- WORK INSTRUCTIONS
Comb through the entries for "this" and pull out each line that holds it.

<<<<

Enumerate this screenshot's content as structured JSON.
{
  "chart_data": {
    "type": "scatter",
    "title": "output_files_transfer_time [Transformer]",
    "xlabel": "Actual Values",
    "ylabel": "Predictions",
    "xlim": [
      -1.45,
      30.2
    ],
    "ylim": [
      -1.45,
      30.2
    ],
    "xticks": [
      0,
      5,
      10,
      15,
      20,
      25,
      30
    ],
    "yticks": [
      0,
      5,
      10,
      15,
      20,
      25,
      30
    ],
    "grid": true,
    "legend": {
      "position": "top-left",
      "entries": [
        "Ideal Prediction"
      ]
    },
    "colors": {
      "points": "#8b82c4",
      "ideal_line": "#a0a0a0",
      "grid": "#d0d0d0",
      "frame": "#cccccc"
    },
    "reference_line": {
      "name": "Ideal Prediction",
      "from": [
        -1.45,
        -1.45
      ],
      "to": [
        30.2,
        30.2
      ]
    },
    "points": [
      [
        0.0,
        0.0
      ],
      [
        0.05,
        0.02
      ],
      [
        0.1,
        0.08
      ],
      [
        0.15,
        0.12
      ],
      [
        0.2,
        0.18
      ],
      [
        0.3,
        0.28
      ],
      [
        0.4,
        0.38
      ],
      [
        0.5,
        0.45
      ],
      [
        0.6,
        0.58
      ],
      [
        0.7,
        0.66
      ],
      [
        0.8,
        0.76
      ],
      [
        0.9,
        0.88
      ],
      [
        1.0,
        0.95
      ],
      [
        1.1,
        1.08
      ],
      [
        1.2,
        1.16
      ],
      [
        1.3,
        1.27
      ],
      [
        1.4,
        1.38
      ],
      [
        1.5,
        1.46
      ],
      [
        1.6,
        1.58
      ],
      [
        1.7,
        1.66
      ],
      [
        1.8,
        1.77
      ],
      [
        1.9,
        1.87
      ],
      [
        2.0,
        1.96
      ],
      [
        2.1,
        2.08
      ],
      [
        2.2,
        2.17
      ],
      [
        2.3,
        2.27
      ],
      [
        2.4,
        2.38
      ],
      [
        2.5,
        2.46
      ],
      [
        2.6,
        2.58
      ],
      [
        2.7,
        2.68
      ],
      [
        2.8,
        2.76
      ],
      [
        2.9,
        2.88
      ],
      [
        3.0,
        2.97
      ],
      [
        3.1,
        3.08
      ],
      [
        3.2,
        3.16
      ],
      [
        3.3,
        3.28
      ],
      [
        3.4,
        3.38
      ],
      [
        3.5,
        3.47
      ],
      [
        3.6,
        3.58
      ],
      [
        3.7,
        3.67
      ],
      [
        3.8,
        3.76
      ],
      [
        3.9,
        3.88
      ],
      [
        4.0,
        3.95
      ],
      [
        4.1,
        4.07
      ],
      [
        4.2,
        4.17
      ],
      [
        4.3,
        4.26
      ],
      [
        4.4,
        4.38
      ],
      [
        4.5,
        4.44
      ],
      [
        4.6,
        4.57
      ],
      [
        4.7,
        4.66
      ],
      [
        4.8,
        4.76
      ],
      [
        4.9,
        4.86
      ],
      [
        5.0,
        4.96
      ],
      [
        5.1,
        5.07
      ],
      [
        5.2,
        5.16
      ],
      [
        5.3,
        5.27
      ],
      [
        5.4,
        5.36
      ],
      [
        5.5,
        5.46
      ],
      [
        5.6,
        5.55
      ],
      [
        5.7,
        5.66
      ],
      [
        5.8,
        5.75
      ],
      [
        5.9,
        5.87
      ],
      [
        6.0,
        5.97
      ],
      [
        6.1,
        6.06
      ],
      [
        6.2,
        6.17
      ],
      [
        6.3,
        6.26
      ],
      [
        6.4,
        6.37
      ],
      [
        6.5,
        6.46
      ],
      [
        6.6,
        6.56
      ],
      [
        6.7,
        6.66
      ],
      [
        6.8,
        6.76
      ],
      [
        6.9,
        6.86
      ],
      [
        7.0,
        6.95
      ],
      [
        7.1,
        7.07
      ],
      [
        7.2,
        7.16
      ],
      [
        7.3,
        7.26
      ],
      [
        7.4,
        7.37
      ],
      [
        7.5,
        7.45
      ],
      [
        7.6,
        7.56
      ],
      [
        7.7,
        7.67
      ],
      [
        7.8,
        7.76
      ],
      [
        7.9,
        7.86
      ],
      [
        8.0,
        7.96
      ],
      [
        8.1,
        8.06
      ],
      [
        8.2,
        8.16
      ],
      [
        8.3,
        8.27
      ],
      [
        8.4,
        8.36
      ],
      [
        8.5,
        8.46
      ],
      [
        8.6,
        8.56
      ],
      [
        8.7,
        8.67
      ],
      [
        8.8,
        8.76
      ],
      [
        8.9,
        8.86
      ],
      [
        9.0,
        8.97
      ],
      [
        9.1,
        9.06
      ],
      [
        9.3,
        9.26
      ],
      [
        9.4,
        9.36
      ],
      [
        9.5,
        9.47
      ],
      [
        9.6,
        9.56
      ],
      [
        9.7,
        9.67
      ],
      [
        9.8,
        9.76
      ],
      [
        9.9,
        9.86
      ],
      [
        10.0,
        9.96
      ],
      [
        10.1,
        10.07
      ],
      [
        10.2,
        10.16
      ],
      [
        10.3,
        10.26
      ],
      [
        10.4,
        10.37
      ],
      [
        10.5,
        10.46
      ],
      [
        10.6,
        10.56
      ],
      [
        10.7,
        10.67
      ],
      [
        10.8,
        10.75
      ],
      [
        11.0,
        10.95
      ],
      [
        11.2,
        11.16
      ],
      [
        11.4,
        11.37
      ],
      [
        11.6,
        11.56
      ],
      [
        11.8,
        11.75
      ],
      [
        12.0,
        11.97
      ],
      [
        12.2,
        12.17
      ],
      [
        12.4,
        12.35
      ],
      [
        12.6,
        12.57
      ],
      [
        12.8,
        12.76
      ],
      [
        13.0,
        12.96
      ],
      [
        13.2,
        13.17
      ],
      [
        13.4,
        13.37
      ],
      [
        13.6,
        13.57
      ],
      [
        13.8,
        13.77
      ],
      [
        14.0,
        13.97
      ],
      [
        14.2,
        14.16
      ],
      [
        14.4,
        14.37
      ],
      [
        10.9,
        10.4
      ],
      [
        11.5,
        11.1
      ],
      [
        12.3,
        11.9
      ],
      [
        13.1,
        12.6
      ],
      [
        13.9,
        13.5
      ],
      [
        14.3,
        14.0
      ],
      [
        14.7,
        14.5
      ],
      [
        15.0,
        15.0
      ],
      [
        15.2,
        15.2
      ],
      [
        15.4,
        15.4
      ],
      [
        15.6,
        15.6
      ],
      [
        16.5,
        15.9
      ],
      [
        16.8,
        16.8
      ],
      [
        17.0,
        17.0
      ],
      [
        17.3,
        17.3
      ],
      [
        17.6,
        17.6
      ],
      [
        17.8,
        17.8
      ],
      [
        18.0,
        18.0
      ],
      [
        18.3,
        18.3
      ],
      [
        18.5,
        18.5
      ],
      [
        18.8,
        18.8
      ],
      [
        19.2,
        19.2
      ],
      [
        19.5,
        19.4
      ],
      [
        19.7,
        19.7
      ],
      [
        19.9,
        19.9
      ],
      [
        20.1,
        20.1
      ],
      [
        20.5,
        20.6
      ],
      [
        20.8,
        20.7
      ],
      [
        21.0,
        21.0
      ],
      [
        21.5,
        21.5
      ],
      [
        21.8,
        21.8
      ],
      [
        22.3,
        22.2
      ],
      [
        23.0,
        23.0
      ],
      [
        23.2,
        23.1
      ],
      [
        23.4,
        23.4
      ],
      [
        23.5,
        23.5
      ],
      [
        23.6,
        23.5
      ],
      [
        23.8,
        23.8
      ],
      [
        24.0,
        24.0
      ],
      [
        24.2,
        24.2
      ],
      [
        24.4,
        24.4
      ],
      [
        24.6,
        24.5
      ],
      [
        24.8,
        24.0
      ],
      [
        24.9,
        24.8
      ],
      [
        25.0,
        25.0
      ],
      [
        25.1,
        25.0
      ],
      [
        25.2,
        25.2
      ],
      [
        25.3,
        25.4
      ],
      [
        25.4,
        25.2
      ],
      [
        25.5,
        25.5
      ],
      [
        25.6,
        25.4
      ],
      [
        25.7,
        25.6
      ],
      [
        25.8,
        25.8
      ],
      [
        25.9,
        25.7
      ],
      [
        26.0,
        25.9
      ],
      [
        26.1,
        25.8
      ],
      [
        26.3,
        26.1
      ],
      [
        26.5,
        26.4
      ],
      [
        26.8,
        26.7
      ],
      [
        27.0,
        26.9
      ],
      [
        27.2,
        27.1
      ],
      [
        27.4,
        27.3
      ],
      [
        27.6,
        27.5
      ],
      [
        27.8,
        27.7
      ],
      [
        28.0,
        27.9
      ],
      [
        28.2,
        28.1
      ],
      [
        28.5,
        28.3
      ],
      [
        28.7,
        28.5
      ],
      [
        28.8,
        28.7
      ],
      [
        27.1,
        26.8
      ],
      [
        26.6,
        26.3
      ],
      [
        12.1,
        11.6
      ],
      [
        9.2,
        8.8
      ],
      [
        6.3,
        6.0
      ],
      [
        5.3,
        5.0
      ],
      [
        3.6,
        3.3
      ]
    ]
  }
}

>>>>
<<<<

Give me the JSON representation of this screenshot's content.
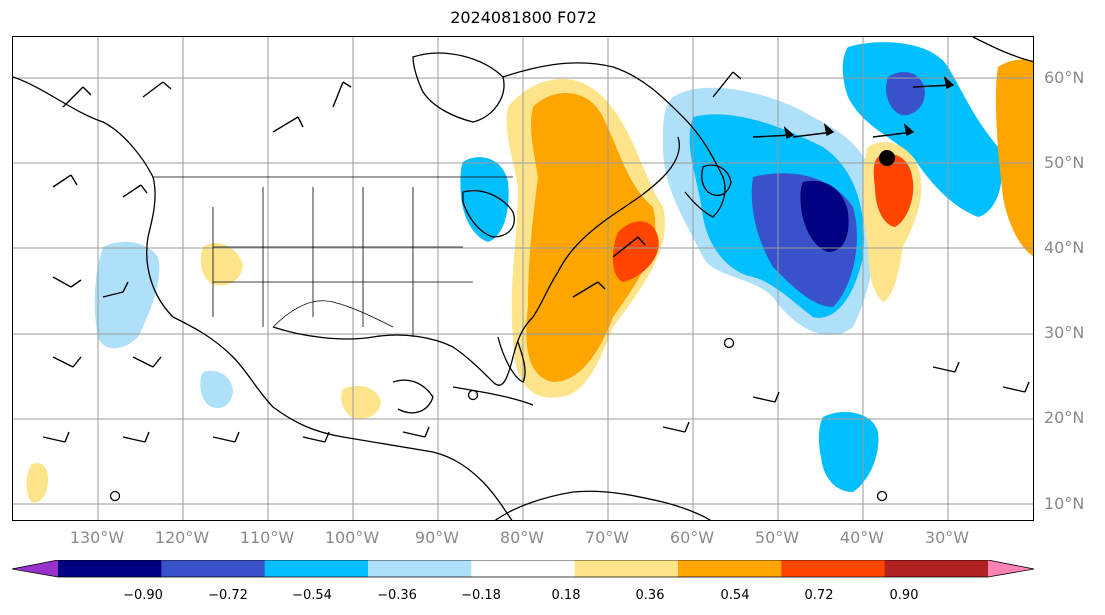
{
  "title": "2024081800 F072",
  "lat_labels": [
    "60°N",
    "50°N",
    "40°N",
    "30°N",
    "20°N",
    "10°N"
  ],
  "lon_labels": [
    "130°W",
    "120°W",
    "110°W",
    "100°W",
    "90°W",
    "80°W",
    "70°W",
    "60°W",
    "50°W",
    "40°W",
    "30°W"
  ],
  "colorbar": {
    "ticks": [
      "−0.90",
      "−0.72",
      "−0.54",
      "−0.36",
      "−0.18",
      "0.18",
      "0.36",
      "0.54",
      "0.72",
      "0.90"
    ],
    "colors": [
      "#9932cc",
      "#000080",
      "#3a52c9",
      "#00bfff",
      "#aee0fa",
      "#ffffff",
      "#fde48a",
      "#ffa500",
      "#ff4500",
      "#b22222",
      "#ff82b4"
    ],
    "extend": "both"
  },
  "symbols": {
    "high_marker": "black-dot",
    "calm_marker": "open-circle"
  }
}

>>>>

- EXERCISE OUTPUT
Enumerate this screenshot's content as structured JSON.
Give me the JSON representation of this screenshot's content.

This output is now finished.